*Task goal:* Convert the records from the line containing "Localize each UI" through the line containing "thumbnail-2[interactable] xyxy=(12,97,88,173)" into a JSON list of strings, one string per line, leaving out blank lines.

(Saved entries)
====================
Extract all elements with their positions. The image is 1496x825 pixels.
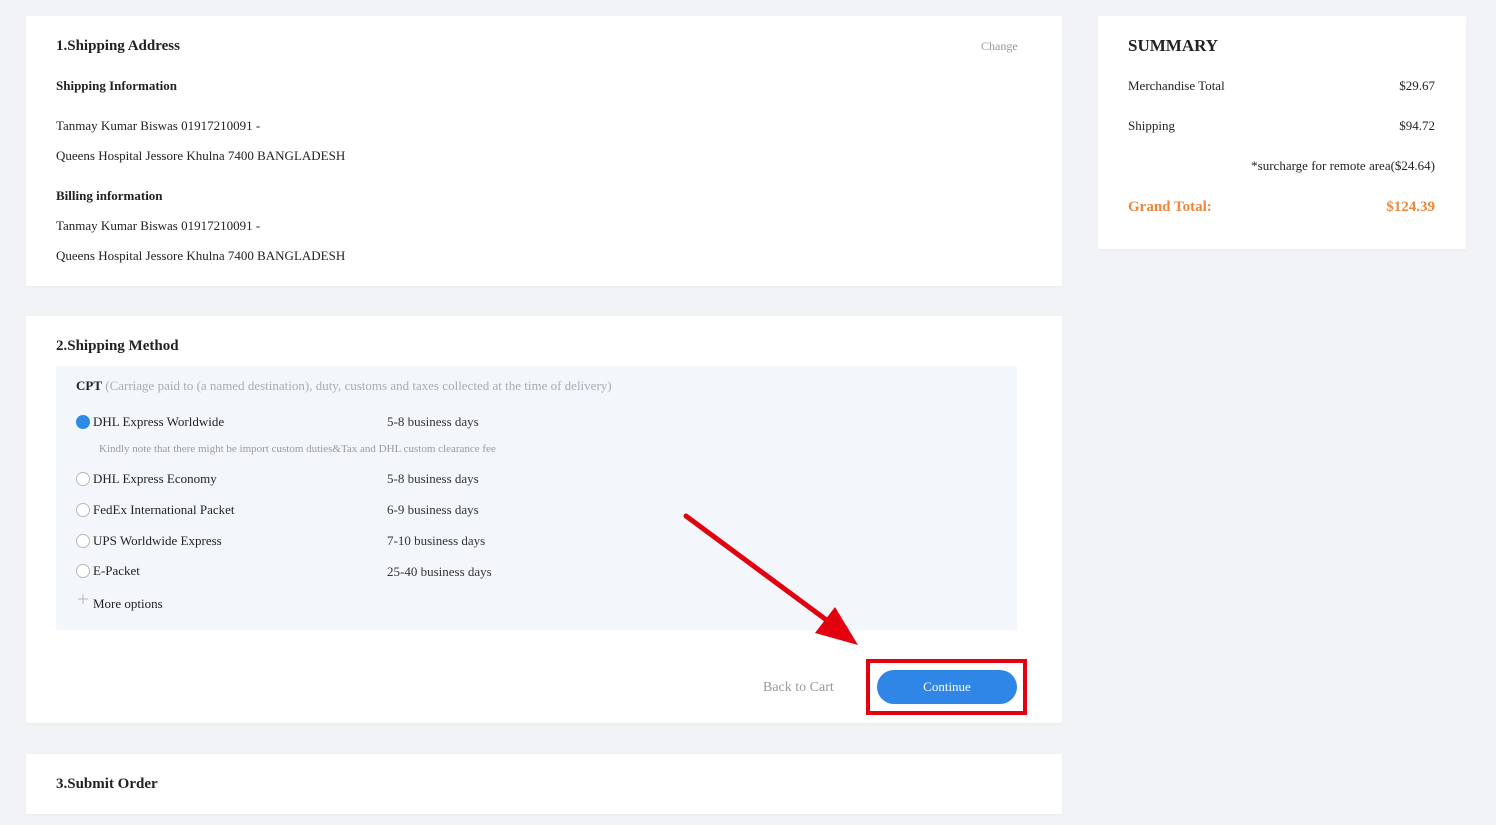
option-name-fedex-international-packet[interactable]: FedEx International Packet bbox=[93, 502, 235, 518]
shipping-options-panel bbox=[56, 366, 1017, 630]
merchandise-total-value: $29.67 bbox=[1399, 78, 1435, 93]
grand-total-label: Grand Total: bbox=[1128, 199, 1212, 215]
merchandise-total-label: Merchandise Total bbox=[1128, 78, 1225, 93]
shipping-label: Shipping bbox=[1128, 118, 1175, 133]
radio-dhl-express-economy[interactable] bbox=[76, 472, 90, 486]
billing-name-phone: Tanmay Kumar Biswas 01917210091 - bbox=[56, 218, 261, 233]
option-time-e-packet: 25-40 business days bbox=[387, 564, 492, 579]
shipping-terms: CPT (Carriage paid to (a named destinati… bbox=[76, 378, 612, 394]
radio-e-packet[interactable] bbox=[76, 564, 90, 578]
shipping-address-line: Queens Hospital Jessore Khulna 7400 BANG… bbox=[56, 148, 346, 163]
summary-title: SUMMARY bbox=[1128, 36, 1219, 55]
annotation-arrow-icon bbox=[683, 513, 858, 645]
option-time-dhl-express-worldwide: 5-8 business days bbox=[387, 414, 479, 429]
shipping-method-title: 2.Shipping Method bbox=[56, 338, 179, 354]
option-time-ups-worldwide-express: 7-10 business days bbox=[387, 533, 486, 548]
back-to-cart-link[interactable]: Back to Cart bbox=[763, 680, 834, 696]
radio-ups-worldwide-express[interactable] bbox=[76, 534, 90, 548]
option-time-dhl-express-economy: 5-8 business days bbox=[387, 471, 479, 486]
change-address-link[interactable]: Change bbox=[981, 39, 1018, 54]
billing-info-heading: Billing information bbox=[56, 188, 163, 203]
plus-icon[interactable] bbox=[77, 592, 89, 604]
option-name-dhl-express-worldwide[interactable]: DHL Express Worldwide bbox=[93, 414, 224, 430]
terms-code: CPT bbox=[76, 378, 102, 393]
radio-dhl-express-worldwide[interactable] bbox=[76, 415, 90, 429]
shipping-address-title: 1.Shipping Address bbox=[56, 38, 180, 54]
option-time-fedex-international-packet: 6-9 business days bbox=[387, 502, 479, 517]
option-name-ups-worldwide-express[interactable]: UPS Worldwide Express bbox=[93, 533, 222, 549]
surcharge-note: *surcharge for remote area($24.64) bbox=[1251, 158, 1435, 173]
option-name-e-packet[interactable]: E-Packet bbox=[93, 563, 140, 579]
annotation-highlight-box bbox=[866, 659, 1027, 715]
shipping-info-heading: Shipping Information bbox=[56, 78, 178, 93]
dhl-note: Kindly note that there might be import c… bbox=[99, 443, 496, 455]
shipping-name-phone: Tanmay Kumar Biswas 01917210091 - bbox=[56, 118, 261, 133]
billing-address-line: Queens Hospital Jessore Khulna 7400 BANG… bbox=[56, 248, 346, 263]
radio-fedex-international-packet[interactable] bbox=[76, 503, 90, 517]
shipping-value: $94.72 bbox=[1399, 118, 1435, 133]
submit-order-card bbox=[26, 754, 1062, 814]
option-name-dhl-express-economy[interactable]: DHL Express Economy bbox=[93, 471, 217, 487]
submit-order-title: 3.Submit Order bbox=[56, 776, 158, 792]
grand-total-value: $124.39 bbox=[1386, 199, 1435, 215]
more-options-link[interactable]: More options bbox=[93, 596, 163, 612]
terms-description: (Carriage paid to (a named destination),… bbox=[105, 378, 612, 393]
====================
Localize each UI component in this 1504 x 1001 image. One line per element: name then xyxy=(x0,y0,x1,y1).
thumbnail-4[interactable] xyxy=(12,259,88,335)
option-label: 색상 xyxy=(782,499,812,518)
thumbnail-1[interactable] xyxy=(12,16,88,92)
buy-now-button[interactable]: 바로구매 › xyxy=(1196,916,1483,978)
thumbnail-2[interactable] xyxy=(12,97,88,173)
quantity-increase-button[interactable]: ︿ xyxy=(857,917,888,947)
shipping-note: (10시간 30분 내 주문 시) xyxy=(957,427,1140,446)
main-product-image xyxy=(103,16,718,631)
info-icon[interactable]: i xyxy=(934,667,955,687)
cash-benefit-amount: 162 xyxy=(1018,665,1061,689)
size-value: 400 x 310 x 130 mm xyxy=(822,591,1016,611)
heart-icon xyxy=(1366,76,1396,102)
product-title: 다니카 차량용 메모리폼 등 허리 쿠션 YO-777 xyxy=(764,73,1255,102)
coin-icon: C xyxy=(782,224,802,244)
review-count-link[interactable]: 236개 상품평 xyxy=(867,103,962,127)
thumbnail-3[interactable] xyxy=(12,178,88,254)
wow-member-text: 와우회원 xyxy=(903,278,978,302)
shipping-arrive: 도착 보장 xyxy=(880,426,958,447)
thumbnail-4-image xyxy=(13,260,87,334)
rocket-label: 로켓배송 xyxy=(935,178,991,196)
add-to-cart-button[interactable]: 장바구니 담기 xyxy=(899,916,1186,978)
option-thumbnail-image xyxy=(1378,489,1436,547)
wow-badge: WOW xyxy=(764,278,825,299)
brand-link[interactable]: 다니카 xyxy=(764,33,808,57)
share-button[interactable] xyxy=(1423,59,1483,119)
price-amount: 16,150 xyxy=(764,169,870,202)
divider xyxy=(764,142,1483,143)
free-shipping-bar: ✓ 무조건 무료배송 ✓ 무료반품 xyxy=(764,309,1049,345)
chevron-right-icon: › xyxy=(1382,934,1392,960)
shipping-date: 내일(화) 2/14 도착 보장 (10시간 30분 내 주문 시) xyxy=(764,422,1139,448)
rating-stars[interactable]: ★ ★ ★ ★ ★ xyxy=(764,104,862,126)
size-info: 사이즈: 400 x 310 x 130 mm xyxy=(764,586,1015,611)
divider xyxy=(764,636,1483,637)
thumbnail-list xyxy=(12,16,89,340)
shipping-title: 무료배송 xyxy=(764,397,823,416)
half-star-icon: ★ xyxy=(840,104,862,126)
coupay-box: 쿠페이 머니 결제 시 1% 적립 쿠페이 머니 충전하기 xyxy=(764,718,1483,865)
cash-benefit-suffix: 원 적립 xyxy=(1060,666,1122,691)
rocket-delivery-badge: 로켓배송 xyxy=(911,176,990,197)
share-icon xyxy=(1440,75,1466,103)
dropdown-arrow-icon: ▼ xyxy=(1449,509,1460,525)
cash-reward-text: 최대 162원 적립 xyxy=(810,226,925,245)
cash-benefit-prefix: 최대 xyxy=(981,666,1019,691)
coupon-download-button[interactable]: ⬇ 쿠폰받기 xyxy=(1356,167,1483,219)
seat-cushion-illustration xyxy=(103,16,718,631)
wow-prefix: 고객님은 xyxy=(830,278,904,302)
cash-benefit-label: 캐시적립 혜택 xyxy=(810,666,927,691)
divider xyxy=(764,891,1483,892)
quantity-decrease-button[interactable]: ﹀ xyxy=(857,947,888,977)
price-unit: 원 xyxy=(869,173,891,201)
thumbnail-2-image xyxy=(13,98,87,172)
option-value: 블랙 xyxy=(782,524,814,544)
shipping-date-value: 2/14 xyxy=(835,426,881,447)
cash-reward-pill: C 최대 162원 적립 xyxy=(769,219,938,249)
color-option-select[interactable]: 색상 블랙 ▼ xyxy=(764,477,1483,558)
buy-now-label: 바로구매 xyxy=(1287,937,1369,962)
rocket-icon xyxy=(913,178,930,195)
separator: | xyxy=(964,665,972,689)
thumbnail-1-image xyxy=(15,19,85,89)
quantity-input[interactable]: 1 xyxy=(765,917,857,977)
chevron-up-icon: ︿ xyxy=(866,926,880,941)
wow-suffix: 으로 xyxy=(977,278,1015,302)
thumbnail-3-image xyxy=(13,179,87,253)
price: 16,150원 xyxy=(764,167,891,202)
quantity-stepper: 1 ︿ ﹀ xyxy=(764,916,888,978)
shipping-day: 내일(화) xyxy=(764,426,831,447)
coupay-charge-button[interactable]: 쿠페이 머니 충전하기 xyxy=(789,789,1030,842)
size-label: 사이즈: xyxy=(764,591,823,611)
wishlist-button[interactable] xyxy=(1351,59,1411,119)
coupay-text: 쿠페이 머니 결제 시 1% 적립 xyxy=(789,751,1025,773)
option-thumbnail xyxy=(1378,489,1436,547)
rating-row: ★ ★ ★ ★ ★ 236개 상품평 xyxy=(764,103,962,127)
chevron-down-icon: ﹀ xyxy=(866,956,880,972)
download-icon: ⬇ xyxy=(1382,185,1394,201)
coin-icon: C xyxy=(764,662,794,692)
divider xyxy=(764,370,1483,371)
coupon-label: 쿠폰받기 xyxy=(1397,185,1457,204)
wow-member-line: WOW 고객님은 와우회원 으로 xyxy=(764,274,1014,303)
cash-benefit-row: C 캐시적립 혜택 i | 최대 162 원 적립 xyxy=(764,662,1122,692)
====================
*The reply:*
[
  "Localize each UI component in this 1504 x 1001 image. One line per element: name then xyxy=(x0,y0,x1,y1).",
  "thumbnail-4[interactable] xyxy=(12,259,88,335)",
  "option-label: 색상 xyxy=(782,499,812,518)",
  "thumbnail-1[interactable] xyxy=(12,16,88,92)",
  "buy-now-button[interactable]: 바로구매 › xyxy=(1196,916,1483,978)",
  "thumbnail-2[interactable] xyxy=(12,97,88,173)"
]